> **Your task**: Copy each line below that includes "reconstruction".

> **Data for this exercise**:

------------------------------------------------

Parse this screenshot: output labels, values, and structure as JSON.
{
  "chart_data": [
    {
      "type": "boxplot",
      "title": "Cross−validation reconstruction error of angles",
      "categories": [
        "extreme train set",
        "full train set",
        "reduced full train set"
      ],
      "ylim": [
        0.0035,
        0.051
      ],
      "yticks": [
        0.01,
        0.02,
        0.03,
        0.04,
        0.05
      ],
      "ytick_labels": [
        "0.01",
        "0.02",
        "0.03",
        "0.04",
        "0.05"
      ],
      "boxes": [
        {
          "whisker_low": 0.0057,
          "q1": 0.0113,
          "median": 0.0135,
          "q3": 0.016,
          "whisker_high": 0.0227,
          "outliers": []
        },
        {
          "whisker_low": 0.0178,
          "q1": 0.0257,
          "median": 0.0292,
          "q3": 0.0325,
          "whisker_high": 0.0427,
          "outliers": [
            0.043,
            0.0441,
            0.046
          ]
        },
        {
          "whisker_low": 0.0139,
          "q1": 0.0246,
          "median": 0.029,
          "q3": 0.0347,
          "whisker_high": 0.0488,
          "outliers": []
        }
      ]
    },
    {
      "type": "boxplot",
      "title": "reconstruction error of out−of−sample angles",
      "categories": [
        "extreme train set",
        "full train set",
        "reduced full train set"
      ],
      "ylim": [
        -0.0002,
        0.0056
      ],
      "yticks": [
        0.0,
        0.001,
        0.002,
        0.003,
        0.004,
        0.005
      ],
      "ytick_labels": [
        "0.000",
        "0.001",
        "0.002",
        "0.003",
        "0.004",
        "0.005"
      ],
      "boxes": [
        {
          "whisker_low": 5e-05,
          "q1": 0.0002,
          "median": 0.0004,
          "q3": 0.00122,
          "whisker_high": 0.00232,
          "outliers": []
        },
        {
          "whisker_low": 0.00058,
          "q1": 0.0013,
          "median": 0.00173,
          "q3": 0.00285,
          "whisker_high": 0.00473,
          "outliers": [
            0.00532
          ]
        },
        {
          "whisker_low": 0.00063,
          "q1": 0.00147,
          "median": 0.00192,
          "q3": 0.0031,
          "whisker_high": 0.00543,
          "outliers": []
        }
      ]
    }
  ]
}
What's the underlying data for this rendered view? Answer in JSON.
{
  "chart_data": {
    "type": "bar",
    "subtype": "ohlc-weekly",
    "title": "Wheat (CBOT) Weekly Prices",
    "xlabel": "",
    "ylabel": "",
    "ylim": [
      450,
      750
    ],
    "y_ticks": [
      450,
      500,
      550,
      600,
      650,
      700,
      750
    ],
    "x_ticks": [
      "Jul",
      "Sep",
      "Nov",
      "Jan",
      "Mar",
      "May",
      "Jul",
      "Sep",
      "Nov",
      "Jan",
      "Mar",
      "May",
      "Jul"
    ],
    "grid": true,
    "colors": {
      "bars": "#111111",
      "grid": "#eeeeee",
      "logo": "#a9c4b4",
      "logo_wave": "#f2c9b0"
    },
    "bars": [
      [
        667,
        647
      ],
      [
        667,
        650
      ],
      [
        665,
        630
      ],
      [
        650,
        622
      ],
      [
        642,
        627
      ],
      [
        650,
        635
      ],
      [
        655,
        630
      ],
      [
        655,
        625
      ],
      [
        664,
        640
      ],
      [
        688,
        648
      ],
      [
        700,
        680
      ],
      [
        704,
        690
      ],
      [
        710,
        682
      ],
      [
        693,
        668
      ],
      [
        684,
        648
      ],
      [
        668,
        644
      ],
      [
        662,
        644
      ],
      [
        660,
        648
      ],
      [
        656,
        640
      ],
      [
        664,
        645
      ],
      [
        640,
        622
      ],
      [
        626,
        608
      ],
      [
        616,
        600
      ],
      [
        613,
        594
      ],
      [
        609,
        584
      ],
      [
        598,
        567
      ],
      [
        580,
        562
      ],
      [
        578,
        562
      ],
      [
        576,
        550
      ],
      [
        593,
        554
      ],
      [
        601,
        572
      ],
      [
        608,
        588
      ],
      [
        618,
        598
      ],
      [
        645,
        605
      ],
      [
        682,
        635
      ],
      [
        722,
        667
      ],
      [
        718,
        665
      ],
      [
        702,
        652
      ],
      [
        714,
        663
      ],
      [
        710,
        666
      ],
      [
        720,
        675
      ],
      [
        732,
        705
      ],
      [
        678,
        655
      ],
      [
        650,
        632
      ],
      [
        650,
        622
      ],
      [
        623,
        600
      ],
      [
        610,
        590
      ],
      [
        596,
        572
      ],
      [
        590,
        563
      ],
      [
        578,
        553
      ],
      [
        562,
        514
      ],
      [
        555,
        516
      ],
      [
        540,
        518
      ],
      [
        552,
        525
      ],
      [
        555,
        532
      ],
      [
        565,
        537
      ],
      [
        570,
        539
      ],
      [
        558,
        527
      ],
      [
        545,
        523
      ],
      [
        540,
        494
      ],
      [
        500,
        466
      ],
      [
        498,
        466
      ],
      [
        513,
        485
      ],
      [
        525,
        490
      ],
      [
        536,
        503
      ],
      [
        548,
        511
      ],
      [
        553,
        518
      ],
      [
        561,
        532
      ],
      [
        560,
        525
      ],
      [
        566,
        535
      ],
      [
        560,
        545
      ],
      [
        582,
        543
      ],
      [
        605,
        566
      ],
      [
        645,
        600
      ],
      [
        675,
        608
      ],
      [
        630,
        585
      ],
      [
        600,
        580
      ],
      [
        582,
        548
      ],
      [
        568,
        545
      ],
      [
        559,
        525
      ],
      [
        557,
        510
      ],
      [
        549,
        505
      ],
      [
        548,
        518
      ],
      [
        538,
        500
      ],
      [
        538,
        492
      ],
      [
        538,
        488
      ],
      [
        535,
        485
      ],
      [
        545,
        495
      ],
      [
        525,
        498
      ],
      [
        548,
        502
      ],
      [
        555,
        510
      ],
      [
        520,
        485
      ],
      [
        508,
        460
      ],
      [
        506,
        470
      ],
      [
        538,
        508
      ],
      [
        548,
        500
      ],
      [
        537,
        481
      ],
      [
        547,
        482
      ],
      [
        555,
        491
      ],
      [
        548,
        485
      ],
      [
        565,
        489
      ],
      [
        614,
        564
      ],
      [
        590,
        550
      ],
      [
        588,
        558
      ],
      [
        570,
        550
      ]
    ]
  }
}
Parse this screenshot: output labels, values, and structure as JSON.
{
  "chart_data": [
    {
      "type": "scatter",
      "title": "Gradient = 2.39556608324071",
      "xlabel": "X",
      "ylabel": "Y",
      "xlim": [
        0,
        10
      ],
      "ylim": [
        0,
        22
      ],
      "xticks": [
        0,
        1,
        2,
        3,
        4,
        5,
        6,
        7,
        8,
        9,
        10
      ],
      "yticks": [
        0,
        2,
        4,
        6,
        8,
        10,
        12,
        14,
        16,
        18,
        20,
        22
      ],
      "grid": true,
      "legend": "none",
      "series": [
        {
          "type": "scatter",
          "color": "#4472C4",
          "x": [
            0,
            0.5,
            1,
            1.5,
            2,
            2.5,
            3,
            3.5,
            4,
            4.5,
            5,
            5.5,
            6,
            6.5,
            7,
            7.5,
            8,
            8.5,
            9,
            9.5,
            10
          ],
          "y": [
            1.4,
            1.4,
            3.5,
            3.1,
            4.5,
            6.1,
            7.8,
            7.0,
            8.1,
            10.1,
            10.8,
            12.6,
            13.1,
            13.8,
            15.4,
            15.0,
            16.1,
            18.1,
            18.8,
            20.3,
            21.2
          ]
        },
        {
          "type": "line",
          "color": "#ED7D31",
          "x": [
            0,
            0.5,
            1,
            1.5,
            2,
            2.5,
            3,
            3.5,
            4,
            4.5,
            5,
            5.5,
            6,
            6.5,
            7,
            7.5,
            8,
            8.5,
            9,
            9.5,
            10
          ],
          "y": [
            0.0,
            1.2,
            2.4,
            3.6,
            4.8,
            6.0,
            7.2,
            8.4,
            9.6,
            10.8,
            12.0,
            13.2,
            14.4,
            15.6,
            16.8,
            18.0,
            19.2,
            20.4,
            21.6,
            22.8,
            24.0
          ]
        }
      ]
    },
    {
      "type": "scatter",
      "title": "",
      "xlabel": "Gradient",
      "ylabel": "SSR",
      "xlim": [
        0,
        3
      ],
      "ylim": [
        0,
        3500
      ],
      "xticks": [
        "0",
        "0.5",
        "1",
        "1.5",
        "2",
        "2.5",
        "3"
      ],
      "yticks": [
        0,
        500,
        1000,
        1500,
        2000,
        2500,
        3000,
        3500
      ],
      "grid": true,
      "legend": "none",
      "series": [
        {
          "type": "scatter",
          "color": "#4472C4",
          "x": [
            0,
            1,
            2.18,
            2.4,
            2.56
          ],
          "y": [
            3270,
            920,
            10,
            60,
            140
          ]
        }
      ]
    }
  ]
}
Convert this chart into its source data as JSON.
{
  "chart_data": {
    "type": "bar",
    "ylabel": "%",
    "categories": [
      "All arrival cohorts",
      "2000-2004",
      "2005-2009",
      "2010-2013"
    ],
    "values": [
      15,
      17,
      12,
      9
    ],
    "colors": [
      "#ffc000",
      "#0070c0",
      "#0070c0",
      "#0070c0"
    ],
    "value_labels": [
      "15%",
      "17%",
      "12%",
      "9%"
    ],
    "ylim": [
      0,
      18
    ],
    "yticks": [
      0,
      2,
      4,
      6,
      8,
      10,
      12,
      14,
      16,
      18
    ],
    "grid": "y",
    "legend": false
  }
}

------------------------------------------------

> **Problem solution**:
      "title": "Cross−validation reconstruction error of angles",
      "title": "reconstruction error of out−of−sample angles",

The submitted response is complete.